— begin —

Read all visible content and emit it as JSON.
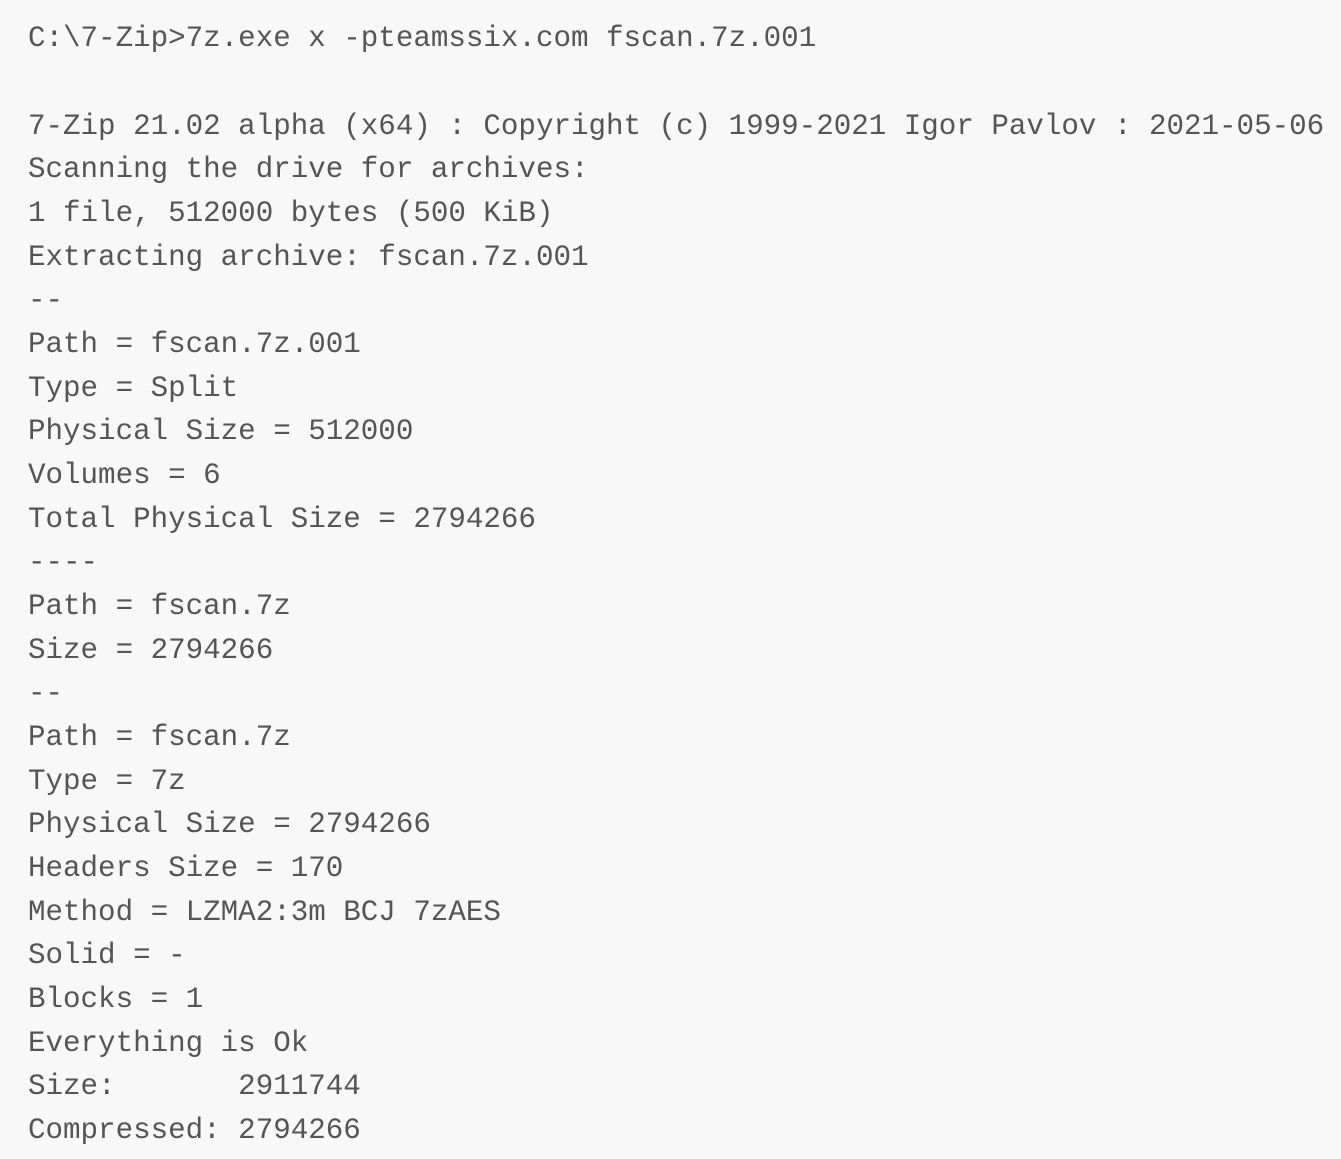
{
  "terminal": {
    "command": "C:\\7-Zip>7z.exe x -pteamssix.com fscan.7z.001",
    "banner": "7-Zip 21.02 alpha (x64) : Copyright (c) 1999-2021 Igor Pavlov : 2021-05-06",
    "scanning": "Scanning the drive for archives:",
    "file_count": "1 file, 512000 bytes (500 KiB)",
    "extracting": "Extracting archive: fscan.7z.001",
    "sep1": "--",
    "split_path": "Path = fscan.7z.001",
    "split_type": "Type = Split",
    "split_physical_size": "Physical Size = 512000",
    "split_volumes": "Volumes = 6",
    "split_total_physical_size": "Total Physical Size = 2794266",
    "sep2": "----",
    "combined_path": "Path = fscan.7z",
    "combined_size": "Size = 2794266",
    "sep3": "--",
    "archive_path": "Path = fscan.7z",
    "archive_type": "Type = 7z",
    "archive_physical_size": "Physical Size = 2794266",
    "archive_headers_size": "Headers Size = 170",
    "archive_method": "Method = LZMA2:3m BCJ 7zAES",
    "archive_solid": "Solid = -",
    "archive_blocks": "Blocks = 1",
    "status": "Everything is Ok",
    "size_total": "Size:       2911744",
    "compressed": "Compressed: 2794266"
  }
}
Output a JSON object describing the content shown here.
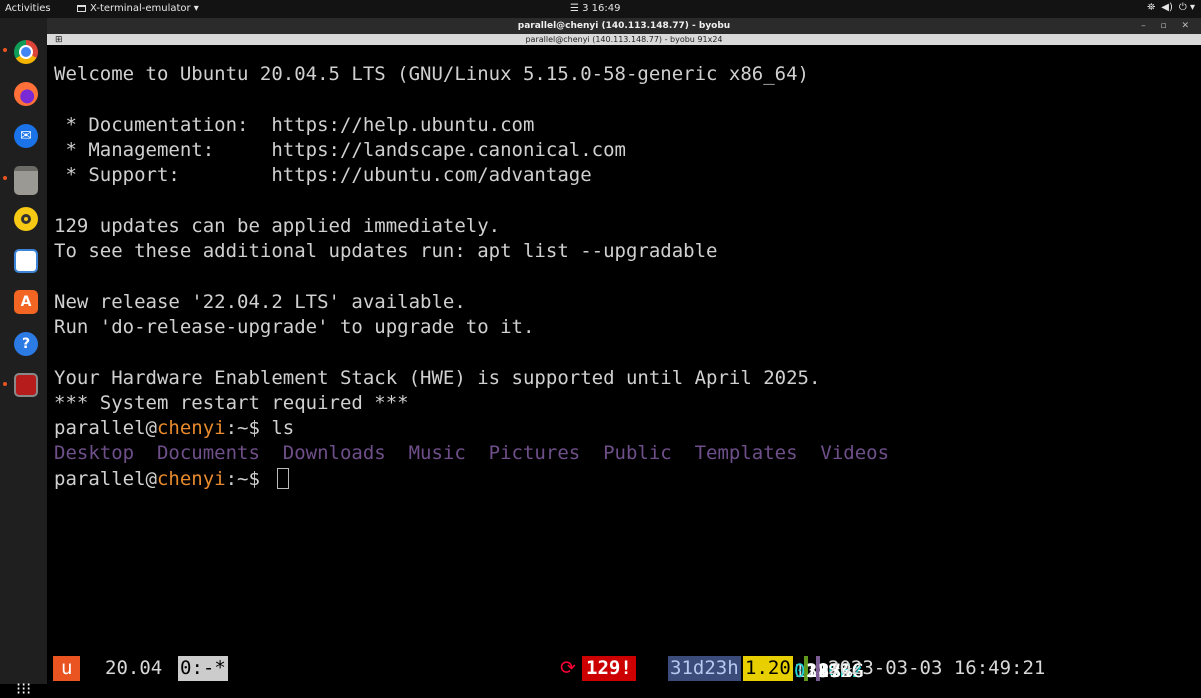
{
  "topbar": {
    "activities": "Activities",
    "app_menu": "X-terminal-emulator ▾",
    "clock": "☰ 3  16:49",
    "tray": [
      "⛯",
      "◀)",
      "⏻ ▾"
    ]
  },
  "dock": {
    "icons": [
      "chrome-icon",
      "firefox-icon",
      "thunderbird-icon",
      "files-icon",
      "rhythmbox-icon",
      "writer-icon",
      "app-center-icon",
      "help-icon",
      "terminal-icon"
    ],
    "apps_grid": "⁝⁝⁝"
  },
  "window": {
    "title": "parallel@chenyi (140.113.148.77) - byobu",
    "subtitle": "parallel@chenyi (140.113.148.77) - byobu 91x24",
    "controls": "– ▫ ✕"
  },
  "terminal": {
    "welcome": "Welcome to Ubuntu 20.04.5 LTS (GNU/Linux 5.15.0-58-generic x86_64)",
    "doc": " * Documentation:  https://help.ubuntu.com",
    "mgmt": " * Management:     https://landscape.canonical.com",
    "support": " * Support:        https://ubuntu.com/advantage",
    "updates1": "129 updates can be applied immediately.",
    "updates2": "To see these additional updates run: apt list --upgradable",
    "release1": "New release '22.04.2 LTS' available.",
    "release2": "Run 'do-release-upgrade' to upgrade to it.",
    "hwe": "Your Hardware Enablement Stack (HWE) is supported until April 2025.",
    "restart": "*** System restart required ***",
    "prompt_user": "parallel@",
    "prompt_host": "chenyi",
    "prompt_tail": ":~$ ",
    "cmd1": "ls",
    "dirs": "Desktop  Documents  Downloads  Music  Pictures  Public  Templates  Videos"
  },
  "status": {
    "u": "u",
    "version": "20.04",
    "window": "0:-*",
    "updates_icon": "⟳",
    "updates": "129!",
    "uptime": "31d23h",
    "load": "1.20",
    "cpu_count": "12x",
    "cpu_freq": "0.8GHz",
    "mem_total": "31.2G",
    "mem_pct": "19%",
    "disk_total": "234G",
    "disk_pct": "87%",
    "datetime": "2023-03-03 16:49:21"
  }
}
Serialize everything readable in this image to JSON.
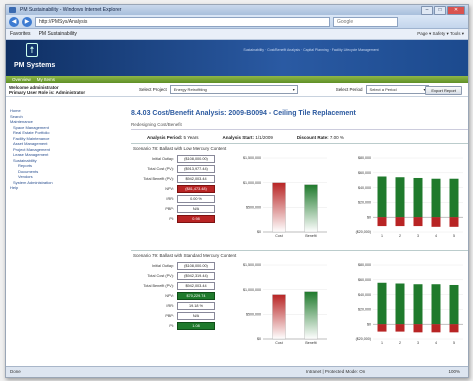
{
  "browser": {
    "window_title": "PM Sustainability - Windows Internet Explorer",
    "url": "http://PMSys/Analysis",
    "search_placeholder": "Google",
    "favorites_label": "Favorites",
    "fav_tab": "PM Sustainability",
    "tools_text": "Page ▾  Safety ▾  Tools ▾",
    "status_text": "Done",
    "zone_text": "Intranet | Protected Mode: On",
    "zoom_text": "100%"
  },
  "app": {
    "brand": "PM Systems",
    "header_note": "Sustainability · Cost/Benefit Analysis · Capital Planning · Facility Lifecycle Management",
    "menu": [
      "Overview",
      "My Items"
    ],
    "user_line1": "Welcome administrator",
    "user_line2": "Primary User Role is: Administrator",
    "project_label": "Select Project",
    "project_value": "Energy Retrofitting",
    "period_label": "Select Period",
    "period_value": "Select a Period",
    "export_label": "Export Report"
  },
  "sidebar": {
    "items": [
      {
        "label": "Home",
        "level": 0
      },
      {
        "label": "Search",
        "level": 0
      },
      {
        "label": "Maintenance",
        "level": 0
      },
      {
        "label": "Space Management",
        "level": 1
      },
      {
        "label": "Real Estate Portfolio",
        "level": 1
      },
      {
        "label": "Facility Maintenance",
        "level": 1
      },
      {
        "label": "Asset Management",
        "level": 1
      },
      {
        "label": "Project Management",
        "level": 1
      },
      {
        "label": "Lease Management",
        "level": 1
      },
      {
        "label": "Sustainability",
        "level": 1
      },
      {
        "label": "Reports",
        "level": 2
      },
      {
        "label": "Documents",
        "level": 2
      },
      {
        "label": "Vendors",
        "level": 2
      },
      {
        "label": "System Administration",
        "level": 1
      },
      {
        "label": "Help",
        "level": 0
      }
    ]
  },
  "page": {
    "title": "8.4.03 Cost/Benefit Analysis: 2009-B0094 - Ceiling Tile Replacement",
    "subtitle": "Redesigning Cost/Benefit",
    "analysis_period_label": "Analysis Period:",
    "analysis_period_value": "5 Years",
    "analysis_start_label": "Analysis Start:",
    "analysis_start_value": "1/1/2009",
    "discount_rate_label": "Discount Rate:",
    "discount_rate_value": "7.00 %"
  },
  "scenarios": [
    {
      "title": "Scenario 78: Ballast with Low Mercury Content",
      "fields": [
        {
          "label": "Initial Outlay:",
          "value": "($108,000.00)",
          "style": "plain"
        },
        {
          "label": "Total Cost (PV):",
          "value": "($913,977.44)",
          "style": "plain"
        },
        {
          "label": "Total Benefit (PV):",
          "value": "$942,003.44",
          "style": "plain"
        },
        {
          "label": "NPV:",
          "value": "($81,473.48)",
          "style": "red"
        },
        {
          "label": "IRR:",
          "value": "0.00 %",
          "style": "plain"
        },
        {
          "label": "PBP:",
          "value": "N/A",
          "style": "plain"
        },
        {
          "label": "PI:",
          "value": "0.98",
          "style": "red"
        }
      ]
    },
    {
      "title": "Scenario 79: Ballast with Standard Mercury Content",
      "fields": [
        {
          "label": "Initial Outlay:",
          "value": "($108,000.00)",
          "style": "plain"
        },
        {
          "label": "Total Cost (PV):",
          "value": "($942,319.44)",
          "style": "plain"
        },
        {
          "label": "Total Benefit (PV):",
          "value": "$942,003.44",
          "style": "plain"
        },
        {
          "label": "NPV:",
          "value": "$70,229.74",
          "style": "green"
        },
        {
          "label": "IRR:",
          "value": "19.18 %",
          "style": "plain"
        },
        {
          "label": "PBP:",
          "value": "N/A",
          "style": "plain"
        },
        {
          "label": "PI:",
          "value": "1.08",
          "style": "green"
        }
      ]
    }
  ],
  "chart_data": [
    {
      "type": "bar",
      "categories": [
        "Cost",
        "Benefit"
      ],
      "values": [
        1000000,
        960000
      ],
      "colors": [
        "#b82424",
        "#1f7a2c"
      ],
      "ytick_labels": [
        "$1,500,000",
        "$1,000,000",
        "$500,000",
        "$0"
      ],
      "ylim": [
        0,
        1500000
      ]
    },
    {
      "type": "bar",
      "categories": [
        "1",
        "2",
        "3",
        "4",
        "5"
      ],
      "series": [
        {
          "values": [
            55000,
            54000,
            53000,
            52000,
            52000
          ],
          "color": "#1f7a2c"
        },
        {
          "values": [
            -12000,
            -12000,
            -12000,
            -13000,
            -13000
          ],
          "color": "#b82424"
        }
      ],
      "ytick_labels": [
        "$80,000",
        "$60,000",
        "$40,000",
        "$20,000",
        "$0",
        "($20,000)"
      ],
      "ylim": [
        -20000,
        80000
      ]
    },
    {
      "type": "bar",
      "categories": [
        "Cost",
        "Benefit"
      ],
      "values": [
        900000,
        960000
      ],
      "colors": [
        "#b82424",
        "#1f7a2c"
      ],
      "ytick_labels": [
        "$1,500,000",
        "$1,000,000",
        "$500,000",
        "$0"
      ],
      "ylim": [
        0,
        1500000
      ]
    },
    {
      "type": "bar",
      "categories": [
        "1",
        "2",
        "3",
        "4",
        "5"
      ],
      "series": [
        {
          "values": [
            56000,
            55000,
            54000,
            54000,
            53000
          ],
          "color": "#1f7a2c"
        },
        {
          "values": [
            -10000,
            -10000,
            -11000,
            -11000,
            -11000
          ],
          "color": "#b82424"
        }
      ],
      "ytick_labels": [
        "$80,000",
        "$60,000",
        "$40,000",
        "$20,000",
        "$0",
        "($20,000)"
      ],
      "ylim": [
        -20000,
        80000
      ]
    }
  ]
}
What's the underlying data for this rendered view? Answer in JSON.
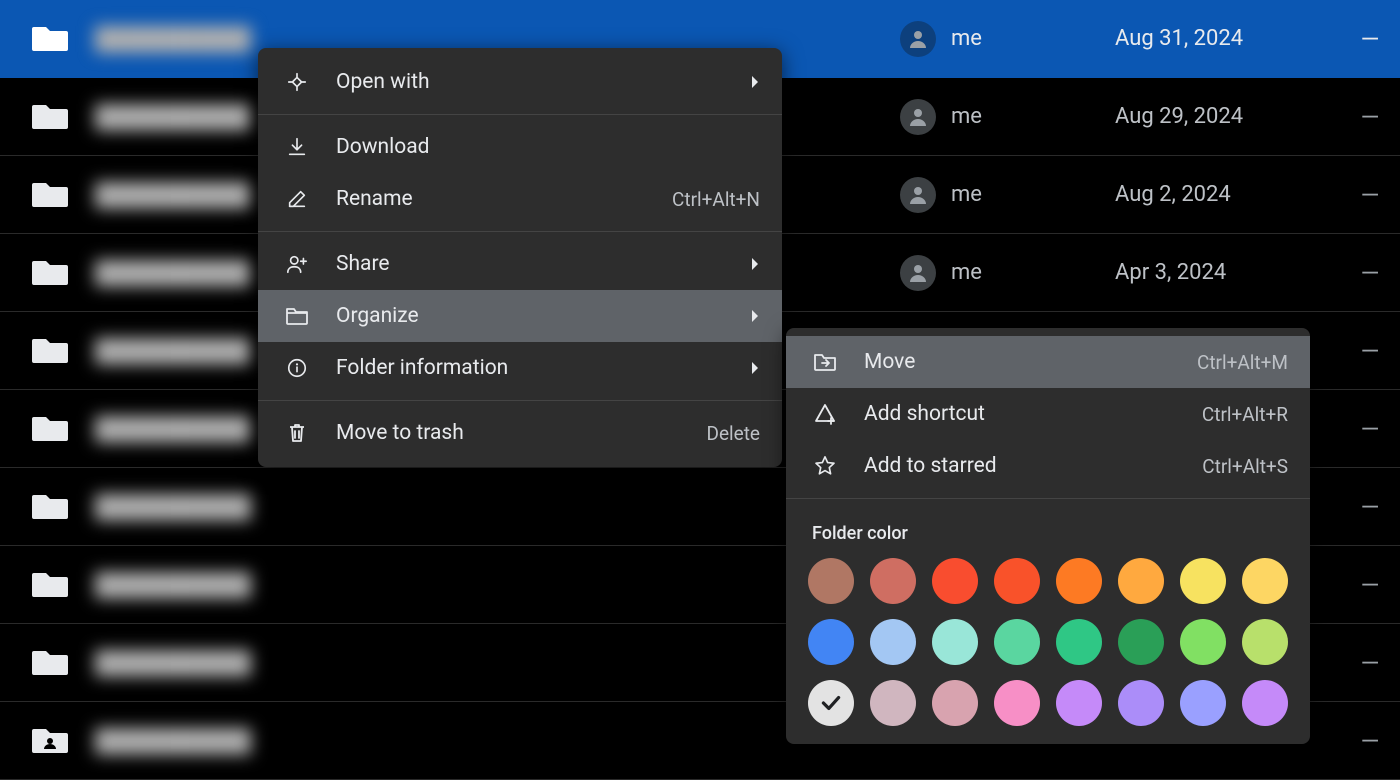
{
  "rows": [
    {
      "owner": "me",
      "date": "Aug 31, 2024",
      "selected": true,
      "shared": false
    },
    {
      "owner": "me",
      "date": "Aug 29, 2024",
      "selected": false,
      "shared": false
    },
    {
      "owner": "me",
      "date": "Aug 2, 2024",
      "selected": false,
      "shared": false
    },
    {
      "owner": "me",
      "date": "Apr 3, 2024",
      "selected": false,
      "shared": false
    },
    {
      "owner": "",
      "date": "",
      "selected": false,
      "shared": false
    },
    {
      "owner": "",
      "date": "",
      "selected": false,
      "shared": false
    },
    {
      "owner": "",
      "date": "",
      "selected": false,
      "shared": false
    },
    {
      "owner": "",
      "date": "",
      "selected": false,
      "shared": false
    },
    {
      "owner": "",
      "date": "",
      "selected": false,
      "shared": false
    },
    {
      "owner": "",
      "date": "",
      "selected": false,
      "shared": true
    }
  ],
  "menu": {
    "open_with": "Open with",
    "download": "Download",
    "rename": "Rename",
    "rename_sc": "Ctrl+Alt+N",
    "share": "Share",
    "organize": "Organize",
    "folder_info": "Folder information",
    "trash": "Move to trash",
    "trash_sc": "Delete"
  },
  "submenu": {
    "move": "Move",
    "move_sc": "Ctrl+Alt+M",
    "shortcut": "Add shortcut",
    "shortcut_sc": "Ctrl+Alt+R",
    "starred": "Add to starred",
    "starred_sc": "Ctrl+Alt+S",
    "folder_color_title": "Folder color"
  },
  "colors": [
    "#b07764",
    "#cf6e62",
    "#f94d2f",
    "#f9522a",
    "#fd7a23",
    "#ffa93f",
    "#f7e260",
    "#fdd663",
    "#4285f4",
    "#a3c7f3",
    "#99e6d8",
    "#5ad6a0",
    "#2fc785",
    "#2a9f57",
    "#81e063",
    "#b8e06b",
    "#e3e3e3",
    "#d0b6bf",
    "#d8a3af",
    "#f78fc6",
    "#c58af9",
    "#ab8df9",
    "#9aa0ff",
    "#c58af9"
  ],
  "selected_color_index": 16
}
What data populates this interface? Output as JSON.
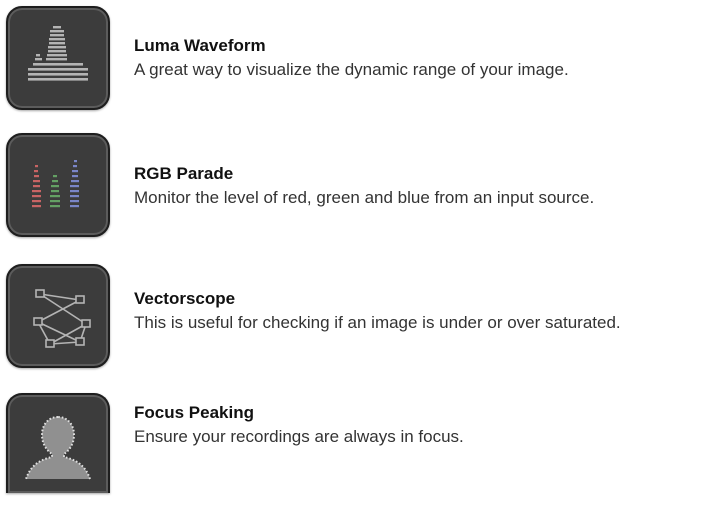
{
  "features": [
    {
      "icon": "luma-waveform-icon",
      "title": "Luma Waveform",
      "description": "A great way to visualize the dynamic range of your image."
    },
    {
      "icon": "rgb-parade-icon",
      "title": "RGB Parade",
      "description": "Monitor the level of red, green and blue from an input source."
    },
    {
      "icon": "vectorscope-icon",
      "title": "Vectorscope",
      "description": "This is useful for checking if an image is under or over saturated."
    },
    {
      "icon": "focus-peaking-icon",
      "title": "Focus Peaking",
      "description": "Ensure your recordings are always in focus."
    }
  ],
  "colors": {
    "tile_background": "#3c3c3c",
    "icon_gray": "#b4b4b4",
    "rgb_red": "#c86464",
    "rgb_green": "#64a064",
    "rgb_blue": "#7a86c8"
  }
}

— end —

» Exercise requirements: Repeat exactly the lines from the one containing "What data populates" through the last line of the records above, both included, and leave out the pictures.

» Output of the exercise:
What data populates this interface? Output as JSON.
{
  "features": [
    {
      "icon": "luma-waveform-icon",
      "title": "Luma Waveform",
      "description": "A great way to visualize the dynamic range of your image."
    },
    {
      "icon": "rgb-parade-icon",
      "title": "RGB Parade",
      "description": "Monitor the level of red, green and blue from an input source."
    },
    {
      "icon": "vectorscope-icon",
      "title": "Vectorscope",
      "description": "This is useful for checking if an image is under or over saturated."
    },
    {
      "icon": "focus-peaking-icon",
      "title": "Focus Peaking",
      "description": "Ensure your recordings are always in focus."
    }
  ],
  "colors": {
    "tile_background": "#3c3c3c",
    "icon_gray": "#b4b4b4",
    "rgb_red": "#c86464",
    "rgb_green": "#64a064",
    "rgb_blue": "#7a86c8"
  }
}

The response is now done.